* **Data excerpts**
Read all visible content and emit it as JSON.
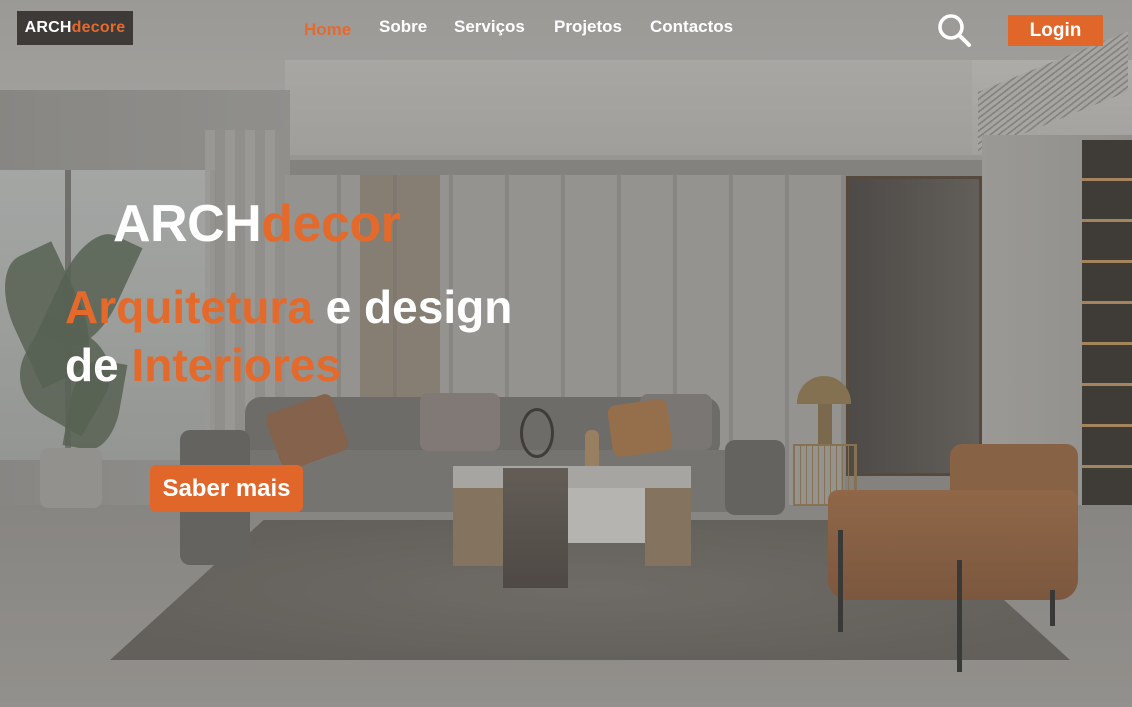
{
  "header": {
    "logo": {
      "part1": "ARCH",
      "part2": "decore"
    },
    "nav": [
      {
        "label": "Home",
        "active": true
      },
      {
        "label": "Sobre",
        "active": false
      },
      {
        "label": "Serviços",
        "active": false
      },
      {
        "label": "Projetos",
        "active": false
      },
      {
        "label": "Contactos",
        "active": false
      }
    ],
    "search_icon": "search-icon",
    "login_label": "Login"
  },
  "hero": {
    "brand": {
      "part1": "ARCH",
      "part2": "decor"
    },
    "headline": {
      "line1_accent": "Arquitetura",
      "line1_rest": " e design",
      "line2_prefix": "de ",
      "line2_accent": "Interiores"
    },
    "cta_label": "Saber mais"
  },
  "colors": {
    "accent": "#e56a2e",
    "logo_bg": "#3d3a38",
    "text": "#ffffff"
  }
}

* **Given request**
Copy the records above exactly, omitting every picture.

* **Expected output**
Read all visible content and emit it as JSON.
{
  "header": {
    "logo": {
      "part1": "ARCH",
      "part2": "decore"
    },
    "nav": [
      {
        "label": "Home",
        "active": true
      },
      {
        "label": "Sobre",
        "active": false
      },
      {
        "label": "Serviços",
        "active": false
      },
      {
        "label": "Projetos",
        "active": false
      },
      {
        "label": "Contactos",
        "active": false
      }
    ],
    "search_icon": "search-icon",
    "login_label": "Login"
  },
  "hero": {
    "brand": {
      "part1": "ARCH",
      "part2": "decor"
    },
    "headline": {
      "line1_accent": "Arquitetura",
      "line1_rest": " e design",
      "line2_prefix": "de ",
      "line2_accent": "Interiores"
    },
    "cta_label": "Saber mais"
  },
  "colors": {
    "accent": "#e56a2e",
    "logo_bg": "#3d3a38",
    "text": "#ffffff"
  }
}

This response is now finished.